Yapılacaklar
a - Karayılan haberinde çift tırnak içinde verilen bütün alıntıları sırayla yaz.
b - Satırlarda "- x-tick-label: 60S: [284, 310, 305, 324]" içeren satırdan "- y-tick-label: 60: [48, 64, 62, 78]" içeren satıra kadar olan bölümü, "y-tick-label" yerine "y-ekseni-etiketi" yazarak güncelle ve yalnızca bu bölümü ver. Geri kalan her şey aynı kalsın.

+++ Metinden bölüm

Haber / Murat Karayılan: Sürecin rengi bir iki haftada netleşir
14:08 18 June 2014

KCK Yürütme Komitesi Üyesi Murat Karayılan, ‘kritik ve hassas’ olarak tanımladığı çözüm sürecinin renginin 1-2 haftada netleşeceğini belirterek, “Gelinen aşamada AKP’nin kesesinde bir şey varsa, bunu çıkarıp pratikleştirmesi, işleme koyması gerekmektedir” dedi ve “yoksa herkes kendi yolunda yürüyecektir” uyarısında bulundu.

AKP’nin ne yapması gerektiği konusuna, “Kürt sorunu salt bir müsteşarlıkla çözülebilecek bir sorun değildir; çözüm için yasal ve anayasal bir derinliği gerektiren bir sorundur. Bu açıdan müzakere sürecinin yasallaştırılması artık gerekli bir husustur” diyen Karayılan, aksi durumda ise yaşanacakları şu sözlerle ifade etti: “Büyük bir çatışmaya ve parçalanmaya götürür. Biz burada kimseyi tehdit etmiyoruz. Gerçeklik budur. Önderliğimizin dayattığı gönüllü birlik projesi kabul edilmezse parçalanma gelişir. Çözüm kendisini kapıya dayatmıştır. Sen çözümü elinin tersiyle itersen ya da yine çeşitli numaralarla oyalayarak sıvışmayı esas alırsan bu hiç kimsenin istemediği felaketlere yol açacak bir girişim anlamına gelir. Bu açıdan gelinen noktada herkesin ciddi olması ve sorumlu yaklaşması şarttır.”

++++++
+++ Gösterilen satırlar

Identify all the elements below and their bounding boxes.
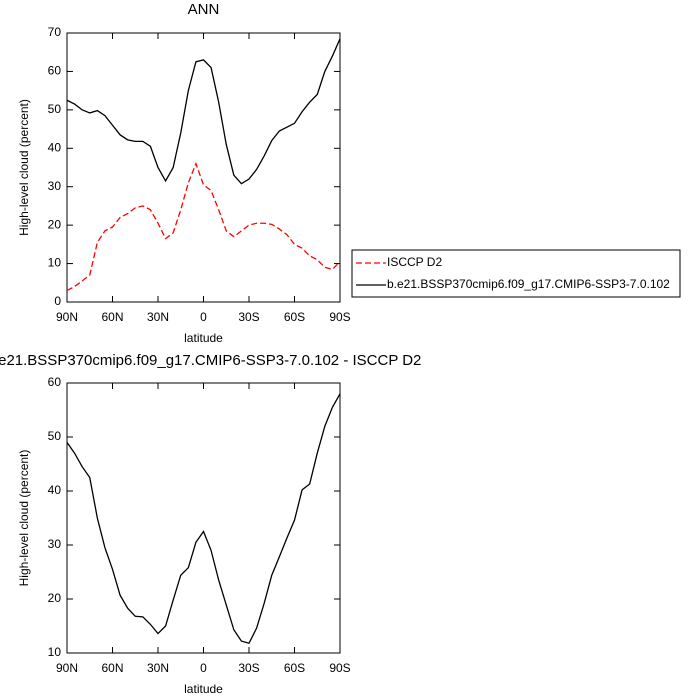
- x-tick-label: 60S: [284, 310, 305, 324]
- legend-label: ISCCP D2: [387, 255, 442, 269]
- y-tick-label: 50: [48, 429, 62, 443]
- plot-frame: [66, 32, 341, 303]
- y-tick-label: 10: [48, 645, 62, 659]
- legend-box: [351, 249, 681, 298]
- x-tick-label: 90S: [329, 661, 350, 675]
- y-tick-label: 40: [48, 483, 62, 497]
- y-tick-label: 20: [48, 217, 62, 231]
- y-tick-label: 70: [48, 25, 62, 39]
- y-axis-label: High-level cloud (percent): [17, 450, 31, 587]
- x-tick-label: 30S: [238, 310, 259, 324]
- x-tick-label: 60N: [101, 310, 123, 324]
- x-tick-label: 30N: [147, 661, 169, 675]
- x-tick-label: 30N: [147, 310, 169, 324]
- x-tick-label: 90N: [56, 310, 78, 324]
- chart-title: b.e21.BSSP370cmip6.f09_g17.CMIP6-SSP3-7.…: [0, 352, 421, 369]
- y-tick-label: 30: [48, 537, 62, 551]
- x-tick-label: 90N: [56, 661, 78, 675]
- data-line: [66, 161, 341, 292]
- y-tick-label: 50: [48, 102, 62, 116]
- y-tick-label: 10: [48, 256, 62, 270]
- legend-label: b.e21.BSSP370cmip6.f09_g17.CMIP6-SSP3-7.…: [387, 277, 670, 291]
- data-line: [66, 38, 341, 185]
- y-tick-label: 30: [48, 179, 62, 193]
- y-tick-label: 60: [48, 64, 62, 78]
- x-tick-label: 90S: [329, 310, 350, 324]
- chart-title: ANN: [188, 1, 220, 18]
- x-axis-label: latitude: [184, 331, 223, 345]
- y-tick-label: 40: [48, 140, 62, 154]
- y-tick-label: 20: [48, 591, 62, 605]
- data-line: [66, 393, 341, 645]
- x-tick-label: 60S: [284, 661, 305, 675]
- y-axis-label: High-level cloud (percent): [17, 99, 31, 236]
- y-tick-label: 60: [48, 375, 62, 389]
- x-axis-label: latitude: [184, 682, 223, 696]
- y-tick-label: 0: [54, 294, 61, 308]
- x-tick-label: 60N: [101, 661, 123, 675]
- plot-frame: [66, 382, 341, 654]
- x-tick-label: 0: [200, 661, 207, 675]
- x-tick-label: 0: [200, 310, 207, 324]
- x-tick-label: 30S: [238, 661, 259, 675]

++++++

Yanıtlar
a -
1. “Gelinen aşamada AKP’nin kesesinde bir şey varsa, bunu çıkarıp pratikleştirmesi, işleme koyması gerekmektedir”
2. “yoksa herkes kendi yolunda yürüyecektir”
3. “Kürt sorunu salt bir müsteşarlıkla çözülebilecek bir sorun değildir; çözüm için yasal ve anayasal bir derinliği gerektiren bir sorundur. Bu açıdan müzakere sürecinin yasallaştırılması artık gerekli bir husustur”
4. “Büyük bir çatışmaya ve parçalanmaya götürür. Biz burada kimseyi tehdit etmiyoruz. Gerçeklik budur. Önderliğimizin dayattığı gönüllü birlik projesi kabul edilmezse parçalanma gelişir. Çözüm kendisini kapıya dayatmıştır. Sen çözümü elinin tersiyle itersen ya da yine çeşitli numaralarla oyalayarak sıvışmayı esas alırsan bu hiç kimsenin istemediği felaketlere yol açacak bir girişim anlamına gelir. Bu açıdan gelinen noktada herkesin ciddi olması ve sorumlu yaklaşması şarttır.”

b -
- x-tick-label: 60S: [284, 310, 305, 324]
- legend-label: ISCCP D2: [387, 255, 442, 269]
- y-ekseni-etiketi: 50: [48, 429, 62, 443]
- plot-frame: [66, 32, 341, 303]
- y-ekseni-etiketi: 10: [48, 645, 62, 659]
- legend-box: [351, 249, 681, 298]
- x-tick-label: 90S: [329, 661, 350, 675]
- y-ekseni-etiketi: 40: [48, 483, 62, 497]
- y-ekseni-etiketi: 20: [48, 217, 62, 231]
- y-ekseni-etiketi: 70: [48, 25, 62, 39]
- y-axis-label: High-level cloud (percent): [17, 450, 31, 587]
- x-tick-label: 30S: [238, 310, 259, 324]
- x-tick-label: 60N: [101, 310, 123, 324]
- x-tick-label: 30N: [147, 661, 169, 675]
- x-tick-label: 30N: [147, 310, 169, 324]
- x-tick-label: 90N: [56, 310, 78, 324]
- chart-title: b.e21.BSSP370cmip6.f09_g17.CMIP6-SSP3-7.…: [0, 352, 421, 369]
- y-ekseni-etiketi: 30: [48, 537, 62, 551]
- x-tick-label: 90N: [56, 661, 78, 675]
- data-line: [66, 161, 341, 292]
- y-ekseni-etiketi: 50: [48, 102, 62, 116]
- y-ekseni-etiketi: 10: [48, 256, 62, 270]
- legend-label: b.e21.BSSP370cmip6.f09_g17.CMIP6-SSP3-7.…: [387, 277, 670, 291]
- data-line: [66, 38, 341, 185]
- y-ekseni-etiketi: 30: [48, 179, 62, 193]
- y-ekseni-etiketi: 60: [48, 64, 62, 78]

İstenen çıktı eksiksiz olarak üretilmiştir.